### [Materials provided]

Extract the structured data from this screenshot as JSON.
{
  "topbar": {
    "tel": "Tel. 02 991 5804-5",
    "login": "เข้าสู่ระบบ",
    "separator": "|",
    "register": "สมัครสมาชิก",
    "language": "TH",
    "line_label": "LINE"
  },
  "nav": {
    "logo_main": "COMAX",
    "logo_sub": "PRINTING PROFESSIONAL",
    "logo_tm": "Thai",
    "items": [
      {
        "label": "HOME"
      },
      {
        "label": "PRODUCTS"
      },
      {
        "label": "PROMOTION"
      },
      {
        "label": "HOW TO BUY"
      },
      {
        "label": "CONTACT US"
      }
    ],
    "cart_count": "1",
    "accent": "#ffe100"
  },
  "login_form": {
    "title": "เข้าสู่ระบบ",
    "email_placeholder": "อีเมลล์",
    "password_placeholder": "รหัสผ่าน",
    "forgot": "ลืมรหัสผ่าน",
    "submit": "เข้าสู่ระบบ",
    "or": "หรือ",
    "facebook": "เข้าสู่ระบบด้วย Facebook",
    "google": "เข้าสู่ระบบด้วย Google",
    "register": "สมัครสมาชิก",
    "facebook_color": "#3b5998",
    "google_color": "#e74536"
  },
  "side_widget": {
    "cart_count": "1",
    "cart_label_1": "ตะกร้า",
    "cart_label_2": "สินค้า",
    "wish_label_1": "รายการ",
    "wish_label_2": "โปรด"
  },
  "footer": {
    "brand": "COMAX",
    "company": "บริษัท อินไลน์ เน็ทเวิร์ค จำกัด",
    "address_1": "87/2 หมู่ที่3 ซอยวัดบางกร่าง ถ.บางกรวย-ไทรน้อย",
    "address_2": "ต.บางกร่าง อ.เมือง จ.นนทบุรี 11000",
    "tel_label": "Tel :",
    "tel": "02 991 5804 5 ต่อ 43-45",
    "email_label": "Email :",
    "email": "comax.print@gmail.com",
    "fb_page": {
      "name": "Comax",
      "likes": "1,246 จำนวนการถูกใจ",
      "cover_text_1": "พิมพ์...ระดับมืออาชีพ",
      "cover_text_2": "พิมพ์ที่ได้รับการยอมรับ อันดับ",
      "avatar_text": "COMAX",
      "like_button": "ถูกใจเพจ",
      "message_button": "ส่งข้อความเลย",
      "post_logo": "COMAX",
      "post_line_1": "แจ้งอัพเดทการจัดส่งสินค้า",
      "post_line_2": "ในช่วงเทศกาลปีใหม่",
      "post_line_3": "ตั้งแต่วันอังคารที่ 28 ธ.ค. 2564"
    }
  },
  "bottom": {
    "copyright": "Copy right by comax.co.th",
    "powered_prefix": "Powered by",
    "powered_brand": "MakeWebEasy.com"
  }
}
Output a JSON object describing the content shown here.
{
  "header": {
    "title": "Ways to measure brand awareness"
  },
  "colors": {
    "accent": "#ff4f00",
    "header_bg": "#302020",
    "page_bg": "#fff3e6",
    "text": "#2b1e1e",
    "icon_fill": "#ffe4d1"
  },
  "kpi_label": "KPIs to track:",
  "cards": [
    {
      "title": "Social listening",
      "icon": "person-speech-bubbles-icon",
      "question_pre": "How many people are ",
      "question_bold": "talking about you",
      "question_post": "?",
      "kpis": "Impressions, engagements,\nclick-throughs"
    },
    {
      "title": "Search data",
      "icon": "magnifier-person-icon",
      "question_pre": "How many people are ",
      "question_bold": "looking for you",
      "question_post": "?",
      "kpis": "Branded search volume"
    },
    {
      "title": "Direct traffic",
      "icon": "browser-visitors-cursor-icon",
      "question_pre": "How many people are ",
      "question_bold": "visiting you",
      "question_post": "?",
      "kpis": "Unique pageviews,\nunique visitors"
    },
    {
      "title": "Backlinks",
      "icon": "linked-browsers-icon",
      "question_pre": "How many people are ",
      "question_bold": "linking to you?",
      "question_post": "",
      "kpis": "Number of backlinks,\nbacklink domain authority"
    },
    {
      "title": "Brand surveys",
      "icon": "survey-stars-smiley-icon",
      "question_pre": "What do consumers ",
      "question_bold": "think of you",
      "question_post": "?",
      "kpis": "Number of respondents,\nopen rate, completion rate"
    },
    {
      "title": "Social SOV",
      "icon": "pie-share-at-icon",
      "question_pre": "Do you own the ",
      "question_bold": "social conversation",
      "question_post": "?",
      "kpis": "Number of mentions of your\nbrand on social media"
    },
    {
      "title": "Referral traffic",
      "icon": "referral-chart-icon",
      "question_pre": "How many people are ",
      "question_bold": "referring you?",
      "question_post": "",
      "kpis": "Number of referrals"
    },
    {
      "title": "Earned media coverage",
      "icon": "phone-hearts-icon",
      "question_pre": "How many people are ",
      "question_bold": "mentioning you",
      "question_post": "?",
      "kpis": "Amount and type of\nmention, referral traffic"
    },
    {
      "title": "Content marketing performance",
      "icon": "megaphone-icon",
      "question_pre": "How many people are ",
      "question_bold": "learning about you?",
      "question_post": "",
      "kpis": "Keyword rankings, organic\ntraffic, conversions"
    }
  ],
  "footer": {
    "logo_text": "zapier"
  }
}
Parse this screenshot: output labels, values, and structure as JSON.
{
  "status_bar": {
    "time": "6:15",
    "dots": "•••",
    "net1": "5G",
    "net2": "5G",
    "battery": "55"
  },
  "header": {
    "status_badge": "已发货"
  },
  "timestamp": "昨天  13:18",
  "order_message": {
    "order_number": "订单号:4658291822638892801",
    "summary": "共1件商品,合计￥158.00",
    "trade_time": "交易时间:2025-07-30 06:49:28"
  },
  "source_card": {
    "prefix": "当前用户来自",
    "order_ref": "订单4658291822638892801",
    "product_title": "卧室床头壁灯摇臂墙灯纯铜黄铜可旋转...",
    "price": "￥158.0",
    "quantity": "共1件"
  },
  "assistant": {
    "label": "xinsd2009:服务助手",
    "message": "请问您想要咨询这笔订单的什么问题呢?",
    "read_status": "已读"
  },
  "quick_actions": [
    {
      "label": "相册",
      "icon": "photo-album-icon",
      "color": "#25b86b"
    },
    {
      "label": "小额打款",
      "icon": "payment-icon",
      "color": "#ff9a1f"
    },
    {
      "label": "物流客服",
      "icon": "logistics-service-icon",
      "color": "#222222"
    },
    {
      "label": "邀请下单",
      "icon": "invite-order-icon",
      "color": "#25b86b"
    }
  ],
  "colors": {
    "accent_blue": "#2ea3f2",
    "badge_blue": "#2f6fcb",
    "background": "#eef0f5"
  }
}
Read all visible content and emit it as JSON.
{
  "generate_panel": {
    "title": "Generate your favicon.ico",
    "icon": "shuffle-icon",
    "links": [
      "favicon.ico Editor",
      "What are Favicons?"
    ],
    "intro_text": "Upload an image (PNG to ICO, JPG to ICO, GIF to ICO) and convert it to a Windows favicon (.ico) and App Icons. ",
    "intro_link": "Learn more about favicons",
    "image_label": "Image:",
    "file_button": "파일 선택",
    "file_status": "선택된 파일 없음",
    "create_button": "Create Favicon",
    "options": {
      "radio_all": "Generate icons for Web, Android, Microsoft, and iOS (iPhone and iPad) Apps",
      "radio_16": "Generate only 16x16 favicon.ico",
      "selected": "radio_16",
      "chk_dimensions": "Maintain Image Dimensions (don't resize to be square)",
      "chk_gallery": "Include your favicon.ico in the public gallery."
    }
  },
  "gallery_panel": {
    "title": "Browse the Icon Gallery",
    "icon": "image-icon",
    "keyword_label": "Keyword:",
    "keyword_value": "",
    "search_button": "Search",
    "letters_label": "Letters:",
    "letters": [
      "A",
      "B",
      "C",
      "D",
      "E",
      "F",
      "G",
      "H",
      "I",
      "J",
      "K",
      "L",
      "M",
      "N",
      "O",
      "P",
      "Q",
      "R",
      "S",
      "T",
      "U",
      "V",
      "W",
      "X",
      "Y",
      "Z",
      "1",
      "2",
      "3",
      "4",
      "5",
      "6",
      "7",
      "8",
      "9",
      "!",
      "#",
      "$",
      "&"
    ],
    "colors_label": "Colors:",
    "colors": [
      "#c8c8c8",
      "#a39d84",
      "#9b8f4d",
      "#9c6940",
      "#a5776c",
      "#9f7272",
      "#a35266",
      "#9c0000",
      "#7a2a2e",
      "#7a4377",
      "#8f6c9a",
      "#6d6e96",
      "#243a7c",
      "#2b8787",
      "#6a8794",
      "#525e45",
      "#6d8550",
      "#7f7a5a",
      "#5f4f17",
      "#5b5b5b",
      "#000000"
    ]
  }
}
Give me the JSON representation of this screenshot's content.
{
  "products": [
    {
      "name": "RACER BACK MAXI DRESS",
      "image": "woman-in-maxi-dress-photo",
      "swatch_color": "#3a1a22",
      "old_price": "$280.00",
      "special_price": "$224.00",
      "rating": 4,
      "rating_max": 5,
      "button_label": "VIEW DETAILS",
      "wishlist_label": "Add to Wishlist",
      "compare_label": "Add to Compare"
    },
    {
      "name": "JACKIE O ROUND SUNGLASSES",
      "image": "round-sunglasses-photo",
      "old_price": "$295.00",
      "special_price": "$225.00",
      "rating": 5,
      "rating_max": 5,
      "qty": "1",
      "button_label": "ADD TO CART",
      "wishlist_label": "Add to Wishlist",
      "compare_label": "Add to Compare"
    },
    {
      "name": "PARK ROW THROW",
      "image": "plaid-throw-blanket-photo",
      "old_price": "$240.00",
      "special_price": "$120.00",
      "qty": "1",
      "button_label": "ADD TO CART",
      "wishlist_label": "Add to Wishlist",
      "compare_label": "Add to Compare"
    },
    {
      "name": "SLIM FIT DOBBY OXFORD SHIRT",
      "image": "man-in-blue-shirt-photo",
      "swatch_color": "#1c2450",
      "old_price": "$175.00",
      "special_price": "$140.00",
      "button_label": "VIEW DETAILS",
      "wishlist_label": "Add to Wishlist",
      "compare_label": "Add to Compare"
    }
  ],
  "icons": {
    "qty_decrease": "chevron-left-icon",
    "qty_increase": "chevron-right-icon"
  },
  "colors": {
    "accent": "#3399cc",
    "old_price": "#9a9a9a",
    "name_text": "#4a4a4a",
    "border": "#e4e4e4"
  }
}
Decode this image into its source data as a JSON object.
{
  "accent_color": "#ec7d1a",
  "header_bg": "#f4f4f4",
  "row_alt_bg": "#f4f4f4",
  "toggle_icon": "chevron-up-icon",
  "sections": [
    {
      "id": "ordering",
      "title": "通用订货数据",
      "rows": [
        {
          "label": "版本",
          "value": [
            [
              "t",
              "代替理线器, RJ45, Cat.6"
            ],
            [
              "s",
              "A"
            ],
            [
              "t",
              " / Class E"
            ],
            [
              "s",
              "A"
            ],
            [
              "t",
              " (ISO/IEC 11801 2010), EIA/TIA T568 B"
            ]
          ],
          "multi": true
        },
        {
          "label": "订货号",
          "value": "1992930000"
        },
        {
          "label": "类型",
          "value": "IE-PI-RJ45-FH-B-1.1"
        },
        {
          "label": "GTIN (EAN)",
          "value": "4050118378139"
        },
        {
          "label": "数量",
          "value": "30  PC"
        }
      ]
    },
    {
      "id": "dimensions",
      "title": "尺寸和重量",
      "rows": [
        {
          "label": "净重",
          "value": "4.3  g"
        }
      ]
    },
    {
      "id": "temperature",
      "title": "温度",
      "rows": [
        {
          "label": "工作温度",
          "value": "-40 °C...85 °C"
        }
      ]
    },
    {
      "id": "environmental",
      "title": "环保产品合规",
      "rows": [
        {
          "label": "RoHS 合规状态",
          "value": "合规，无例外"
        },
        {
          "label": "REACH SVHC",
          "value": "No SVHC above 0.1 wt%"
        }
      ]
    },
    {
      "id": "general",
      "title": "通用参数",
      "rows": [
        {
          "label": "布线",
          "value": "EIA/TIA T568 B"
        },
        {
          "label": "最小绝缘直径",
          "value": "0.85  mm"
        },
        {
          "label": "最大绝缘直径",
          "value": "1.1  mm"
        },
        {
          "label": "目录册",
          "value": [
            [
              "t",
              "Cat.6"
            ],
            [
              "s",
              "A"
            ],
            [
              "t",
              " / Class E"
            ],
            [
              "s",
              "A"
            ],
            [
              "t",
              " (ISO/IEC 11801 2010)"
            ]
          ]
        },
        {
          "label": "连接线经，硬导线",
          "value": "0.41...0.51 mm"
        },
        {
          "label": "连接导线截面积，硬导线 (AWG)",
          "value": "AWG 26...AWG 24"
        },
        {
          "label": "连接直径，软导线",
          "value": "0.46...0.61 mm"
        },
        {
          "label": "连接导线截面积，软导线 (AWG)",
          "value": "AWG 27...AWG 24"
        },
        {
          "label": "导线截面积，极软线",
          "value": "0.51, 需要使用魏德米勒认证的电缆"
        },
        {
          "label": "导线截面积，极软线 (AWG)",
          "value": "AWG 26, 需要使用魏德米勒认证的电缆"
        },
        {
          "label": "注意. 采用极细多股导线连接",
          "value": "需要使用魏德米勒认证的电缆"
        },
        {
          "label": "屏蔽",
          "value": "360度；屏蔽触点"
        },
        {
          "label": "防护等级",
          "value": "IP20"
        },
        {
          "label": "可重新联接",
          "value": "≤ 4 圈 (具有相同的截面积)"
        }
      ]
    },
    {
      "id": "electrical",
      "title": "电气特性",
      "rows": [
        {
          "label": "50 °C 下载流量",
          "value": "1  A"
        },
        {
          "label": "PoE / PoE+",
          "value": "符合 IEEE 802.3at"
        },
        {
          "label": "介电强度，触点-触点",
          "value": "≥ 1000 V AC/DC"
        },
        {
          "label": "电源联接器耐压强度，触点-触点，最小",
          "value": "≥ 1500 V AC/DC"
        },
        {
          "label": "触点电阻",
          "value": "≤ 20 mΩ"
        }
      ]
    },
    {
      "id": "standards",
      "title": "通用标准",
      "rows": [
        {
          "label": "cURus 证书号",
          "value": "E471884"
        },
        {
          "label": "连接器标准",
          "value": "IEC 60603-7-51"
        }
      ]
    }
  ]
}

### [Instructions for the task]
Read through the entries and copy each line in which "连接导线截面积" appears.

### [Exercise output]
          "label": "连接导线截面积，硬导线 (AWG)",
          "label": "连接导线截面积，软导线 (AWG)",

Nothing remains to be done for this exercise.